_WHAT TO DO_.
The records that follow must be repeated verbatim, every one of them.

_EXTRACTED DATA_.

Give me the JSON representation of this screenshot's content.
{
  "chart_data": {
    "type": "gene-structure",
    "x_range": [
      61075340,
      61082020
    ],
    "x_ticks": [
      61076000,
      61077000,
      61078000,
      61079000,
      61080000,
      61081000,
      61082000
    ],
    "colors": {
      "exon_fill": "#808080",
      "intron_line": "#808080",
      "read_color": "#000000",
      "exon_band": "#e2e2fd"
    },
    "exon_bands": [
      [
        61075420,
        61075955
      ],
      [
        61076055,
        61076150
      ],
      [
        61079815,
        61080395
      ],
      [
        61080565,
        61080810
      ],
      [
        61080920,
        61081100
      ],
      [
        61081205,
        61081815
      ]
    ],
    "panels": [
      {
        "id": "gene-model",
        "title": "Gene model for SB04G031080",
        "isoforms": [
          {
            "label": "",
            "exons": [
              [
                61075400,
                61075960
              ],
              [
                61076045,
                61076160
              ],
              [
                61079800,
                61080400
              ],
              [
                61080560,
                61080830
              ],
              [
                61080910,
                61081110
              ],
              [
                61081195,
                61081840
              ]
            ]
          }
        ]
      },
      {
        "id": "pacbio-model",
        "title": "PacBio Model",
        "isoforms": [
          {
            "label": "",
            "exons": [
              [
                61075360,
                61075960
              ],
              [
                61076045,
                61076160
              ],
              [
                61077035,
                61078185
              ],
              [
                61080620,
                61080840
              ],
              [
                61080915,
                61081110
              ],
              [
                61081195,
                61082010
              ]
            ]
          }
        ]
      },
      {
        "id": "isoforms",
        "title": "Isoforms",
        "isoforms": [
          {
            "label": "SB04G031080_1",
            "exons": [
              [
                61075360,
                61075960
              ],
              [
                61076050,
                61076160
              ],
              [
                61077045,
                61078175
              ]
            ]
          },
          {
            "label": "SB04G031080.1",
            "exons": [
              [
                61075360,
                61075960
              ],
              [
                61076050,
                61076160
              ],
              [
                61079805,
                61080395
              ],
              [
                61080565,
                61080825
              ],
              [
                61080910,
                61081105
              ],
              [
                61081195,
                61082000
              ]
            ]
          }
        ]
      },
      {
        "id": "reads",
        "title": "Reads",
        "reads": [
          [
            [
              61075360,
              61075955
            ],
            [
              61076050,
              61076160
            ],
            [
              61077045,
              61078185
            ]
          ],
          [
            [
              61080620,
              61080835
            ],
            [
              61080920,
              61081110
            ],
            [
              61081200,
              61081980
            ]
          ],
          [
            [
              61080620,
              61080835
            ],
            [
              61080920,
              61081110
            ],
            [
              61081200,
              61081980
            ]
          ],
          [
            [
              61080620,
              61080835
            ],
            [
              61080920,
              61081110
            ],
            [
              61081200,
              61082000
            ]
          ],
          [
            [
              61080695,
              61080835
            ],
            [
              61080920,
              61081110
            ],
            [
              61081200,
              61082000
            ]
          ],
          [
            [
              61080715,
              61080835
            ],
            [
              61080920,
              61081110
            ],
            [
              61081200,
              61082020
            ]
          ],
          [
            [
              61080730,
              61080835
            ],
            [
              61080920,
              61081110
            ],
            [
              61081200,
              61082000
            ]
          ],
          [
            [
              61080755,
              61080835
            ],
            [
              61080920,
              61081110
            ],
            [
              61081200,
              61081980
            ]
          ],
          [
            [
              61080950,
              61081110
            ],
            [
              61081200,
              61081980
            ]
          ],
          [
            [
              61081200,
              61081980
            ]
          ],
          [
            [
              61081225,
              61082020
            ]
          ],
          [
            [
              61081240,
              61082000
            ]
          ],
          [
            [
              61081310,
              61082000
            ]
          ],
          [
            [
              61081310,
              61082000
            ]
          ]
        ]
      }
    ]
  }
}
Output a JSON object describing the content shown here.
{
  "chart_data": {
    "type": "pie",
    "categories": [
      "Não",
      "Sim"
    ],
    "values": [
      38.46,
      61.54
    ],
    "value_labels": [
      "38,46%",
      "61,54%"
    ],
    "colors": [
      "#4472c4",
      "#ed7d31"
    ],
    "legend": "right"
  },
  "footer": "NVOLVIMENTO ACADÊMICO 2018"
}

_ANSWER TO THIS EXERCISE_.
Give me the JSON representation of this screenshot's content.
{
  "chart_data": {
    "type": "gene-structure",
    "x_range": [
      61075340,
      61082020
    ],
    "x_ticks": [
      61076000,
      61077000,
      61078000,
      61079000,
      61080000,
      61081000,
      61082000
    ],
    "colors": {
      "exon_fill": "#808080",
      "intron_line": "#808080",
      "read_color": "#000000",
      "exon_band": "#e2e2fd"
    },
    "exon_bands": [
      [
        61075420,
        61075955
      ],
      [
        61076055,
        61076150
      ],
      [
        61079815,
        61080395
      ],
      [
        61080565,
        61080810
      ],
      [
        61080920,
        61081100
      ],
      [
        61081205,
        61081815
      ]
    ],
    "panels": [
      {
        "id": "gene-model",
        "title": "Gene model for SB04G031080",
        "isoforms": [
          {
            "label": "",
            "exons": [
              [
                61075400,
                61075960
              ],
              [
                61076045,
                61076160
              ],
              [
                61079800,
                61080400
              ],
              [
                61080560,
                61080830
              ],
              [
                61080910,
                61081110
              ],
              [
                61081195,
                61081840
              ]
            ]
          }
        ]
      },
      {
        "id": "pacbio-model",
        "title": "PacBio Model",
        "isoforms": [
          {
            "label": "",
            "exons": [
              [
                61075360,
                61075960
              ],
              [
                61076045,
                61076160
              ],
              [
                61077035,
                61078185
              ],
              [
                61080620,
                61080840
              ],
              [
                61080915,
                61081110
              ],
              [
                61081195,
                61082010
              ]
            ]
          }
        ]
      },
      {
        "id": "isoforms",
        "title": "Isoforms",
        "isoforms": [
          {
            "label": "SB04G031080_1",
            "exons": [
              [
                61075360,
                61075960
              ],
              [
                61076050,
                61076160
              ],
              [
                61077045,
                61078175
              ]
            ]
          },
          {
            "label": "SB04G031080.1",
            "exons": [
              [
                61075360,
                61075960
              ],
              [
                61076050,
                61076160
              ],
              [
                61079805,
                61080395
              ],
              [
                61080565,
                61080825
              ],
              [
                61080910,
                61081105
              ],
              [
                61081195,
                61082000
              ]
            ]
          }
        ]
      },
      {
        "id": "reads",
        "title": "Reads",
        "reads": [
          [
            [
              61075360,
              61075955
            ],
            [
              61076050,
              61076160
            ],
            [
              61077045,
              61078185
            ]
          ],
          [
            [
              61080620,
              61080835
            ],
            [
              61080920,
              61081110
            ],
            [
              61081200,
              61081980
            ]
          ],
          [
            [
              61080620,
              61080835
            ],
            [
              61080920,
              61081110
            ],
            [
              61081200,
              61081980
            ]
          ],
          [
            [
              61080620,
              61080835
            ],
            [
              61080920,
              61081110
            ],
            [
              61081200,
              61082000
            ]
          ],
          [
            [
              61080695,
              61080835
            ],
            [
              61080920,
              61081110
            ],
            [
              61081200,
              61082000
            ]
          ],
          [
            [
              61080715,
              61080835
            ],
            [
              61080920,
              61081110
            ],
            [
              61081200,
              61082020
            ]
          ],
          [
            [
              61080730,
              61080835
            ],
            [
              61080920,
              61081110
            ],
            [
              61081200,
              61082000
            ]
          ],
          [
            [
              61080755,
              61080835
            ],
            [
              61080920,
              61081110
            ],
            [
              61081200,
              61081980
            ]
          ],
          [
            [
              61080950,
              61081110
            ],
            [
              61081200,
              61081980
            ]
          ],
          [
            [
              61081200,
              61081980
            ]
          ],
          [
            [
              61081225,
              61082020
            ]
          ],
          [
            [
              61081240,
              61082000
            ]
          ],
          [
            [
              61081310,
              61082000
            ]
          ],
          [
            [
              61081310,
              61082000
            ]
          ]
        ]
      }
    ]
  }
}
Output a JSON object describing the content shown here.
{
  "chart_data": {
    "type": "pie",
    "categories": [
      "Não",
      "Sim"
    ],
    "values": [
      38.46,
      61.54
    ],
    "value_labels": [
      "38,46%",
      "61,54%"
    ],
    "colors": [
      "#4472c4",
      "#ed7d31"
    ],
    "legend": "right"
  },
  "footer": "NVOLVIMENTO ACADÊMICO 2018"
}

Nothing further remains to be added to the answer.